▶ _Task requirements_:
Each line of the material below that holds the word "durumunda" needs to be copied.

* begin *

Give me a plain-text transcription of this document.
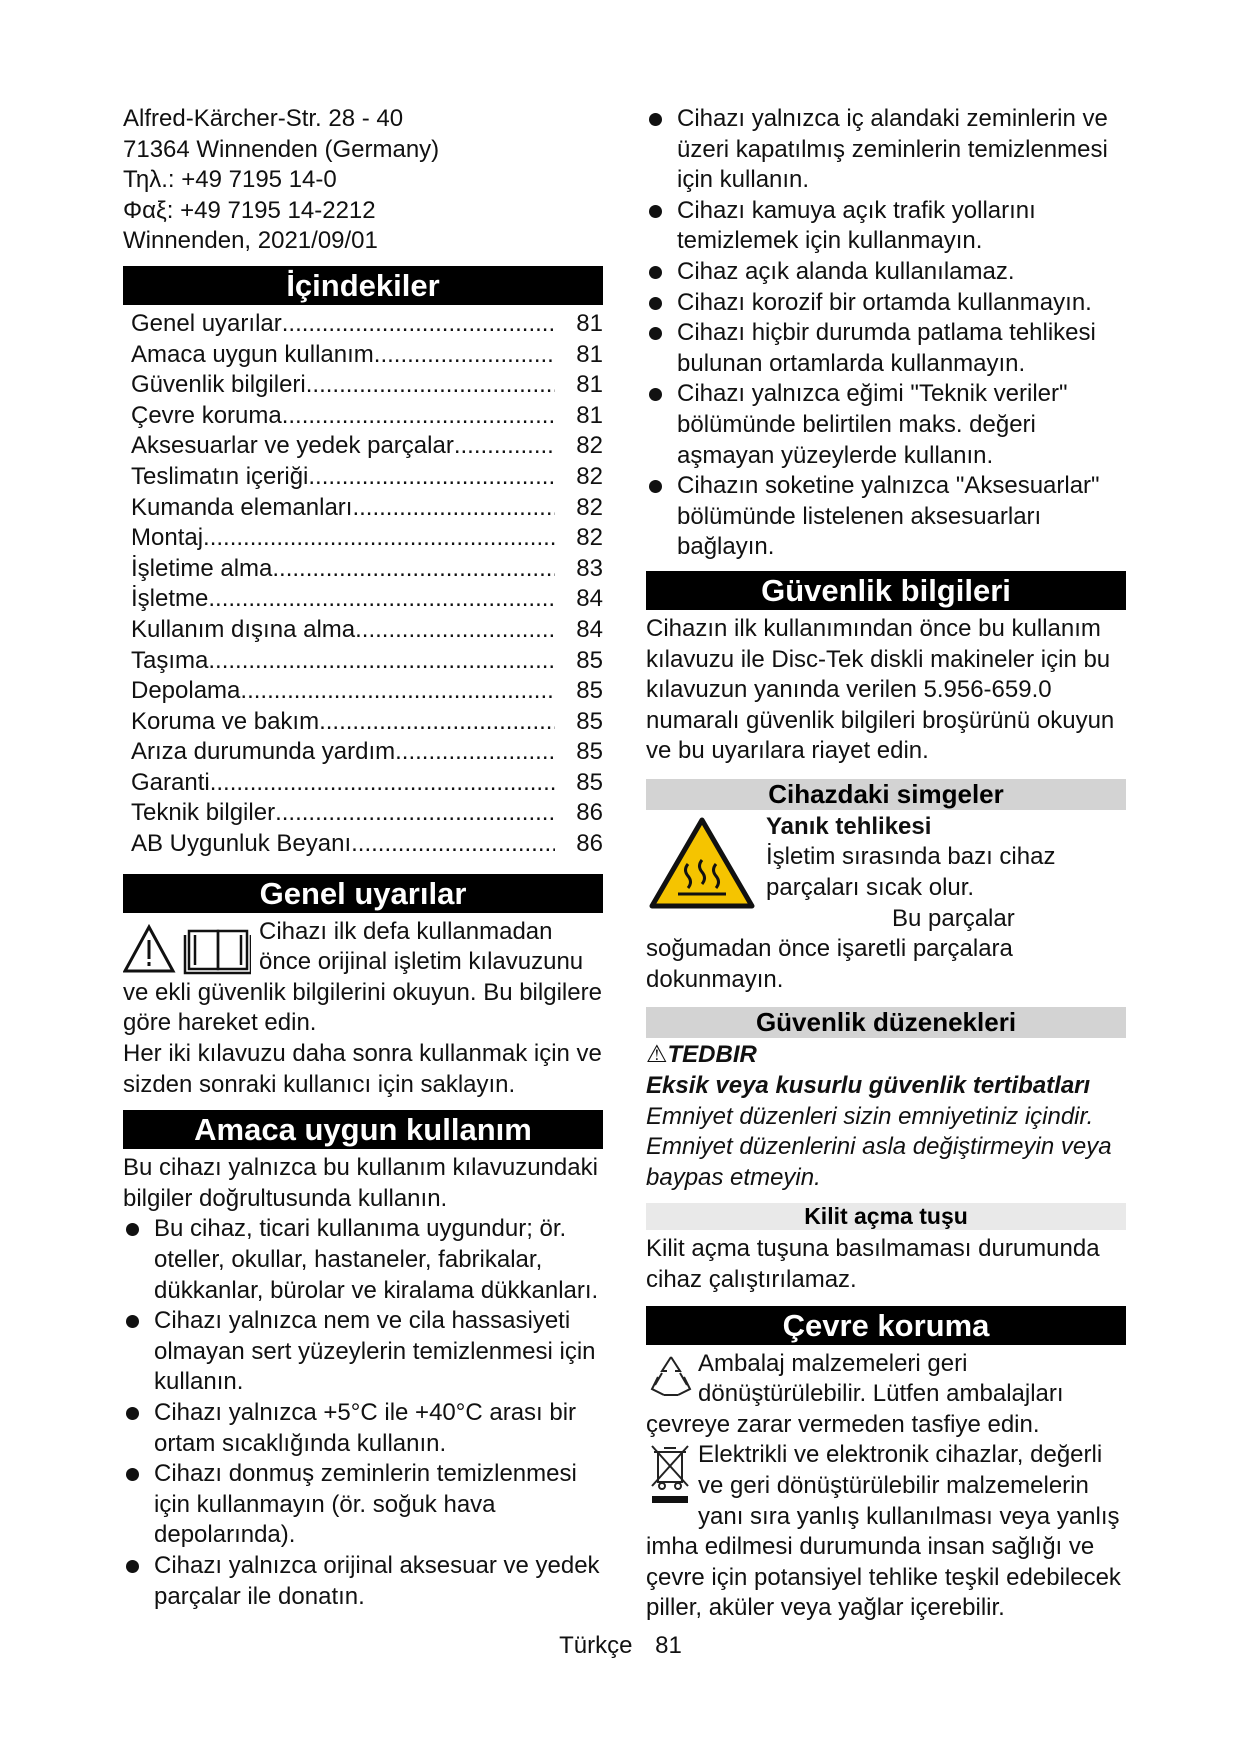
Alfred-Kärcher-Str. 28 - 40
71364 Winnenden (Germany)
Τηλ.: +49 7195 14-0
Φαξ: +49 7195 14-2212
Winnenden, 2021/09/01
İçindekiler
Genel uyarılar .....	81
Amaca uygun kullanım .....	81
Güvenlik bilgileri .....	81
Çevre koruma .....	81
Aksesuarlar ve yedek parçalar .....	82
Teslimatın içeriği .....	82
Kumanda elemanları .....	82
Montaj .....	82
İşletime alma .....	83
İşletme .....	84
Kullanım dışına alma .....	84
Taşıma .....	85
Depolama .....	85
Koruma ve bakım .....	85
Arıza durumunda yardım .....	85
Garanti .....	85
Teknik bilgiler .....	86
AB Uygunluk Beyanı .....	86
Genel uyarılar

Cihazı ilk defa kullanmadan önce orijinal işletim kılavuzunu ve ekli güvenlik bilgilerini okuyun. Bu bilgilere göre hareket edin.

Her iki kılavuzu daha sonra kullanmak için ve sizden sonraki kullanıcı için saklayın.

Amaca uygun kullanım

Bu cihazı yalnızca bu kullanım kılavuzundaki bilgiler doğrultusunda kullanın.

Bu cihaz, ticari kullanıma uygundur; ör. oteller, okullar, hastaneler, fabrikalar, dükkanlar, bürolar ve kiralama dükkanları.
Cihazı yalnızca nem ve cila hassasiyeti olmayan sert yüzeylerin temizlenmesi için kullanın.
Cihazı yalnızca +5°C ile +40°C arası bir ortam sıcaklığında kullanın.
Cihazı donmuş zeminlerin temizlenmesi için kullanmayın (ör. soğuk hava depolarında).
Cihazı yalnızca orijinal aksesuar ve yedek parçalar ile donatın.
Cihazı yalnızca iç alandaki zeminlerin ve üzeri kapatılmış zeminlerin temizlenmesi için kullanın.
Cihazı kamuya açık trafik yollarını temizlemek için kullanmayın.
Cihaz açık alanda kullanılamaz.
Cihazı korozif bir ortamda kullanmayın.
Cihazı hiçbir durumda patlama tehlikesi bulunan ortamlarda kullanmayın.
Cihazı yalnızca eğimi "Teknik veriler" bölümünde belirtilen maks. değeri aşmayan yüzeylerde kullanın.
Cihazın soketine yalnızca "Aksesuarlar" bölümünde listelenen aksesuarları bağlayın.
Güvenlik bilgileri

Cihazın ilk kullanımından önce bu kullanım kılavuzu ile Disc-Tek diskli makineler için bu kılavuzun yanında verilen 5.956-659.0 numaralı güvenlik bilgileri broşürünü okuyun ve bu uyarılara riayet edin.

Cihazdaki simgeler
Yanık tehlikesi

İşletim sırasında bazı cihaz parçaları sıcak olur.

Bu parçalar soğumadan önce işaretli parçalara dokunmayın.

Güvenlik düzenekleri
⚠TEDBIR
Eksik veya kusurlu güvenlik tertibatları

Emniyet düzenleri sizin emniyetiniz içindir. Emniyet düzenlerini asla değiştirmeyin veya baypas etmeyin.

Kilit açma tuşu

Kilit açma tuşuna basılmaması durumunda cihaz çalıştırılamaz.

Çevre koruma

Ambalaj malzemeleri geri dönüştürülebilir. Lütfen ambalajları çevreye zarar vermeden tasfiye edin.

Elektrikli ve elektronik cihazlar, değerli ve geri dönüştürülebilir malzemelerin yanı sıra yanlış kullanılması veya yanlış imha edilmesi durumunda insan sağlığı ve çevre için potansiyel tehlike teşkil edebilecek piller, aküler veya yağlar içerebilir.

Türkçe 81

* end *

▶ _Exercise response_:
Arıza durumunda yardım .....	85
Kilit açma tuşuna basılmaması durumunda cihaz çalıştırılamaz.
Elektrikli ve elektronik cihazlar, değerli ve geri dönüştürülebilir malzemelerin yanı sıra yanlış kullanılması veya yanlış imha edilmesi durumunda insan sağlığı ve çevre için potansiyel tehlike teşkil edebilecek piller, aküler veya yağlar içerebilir.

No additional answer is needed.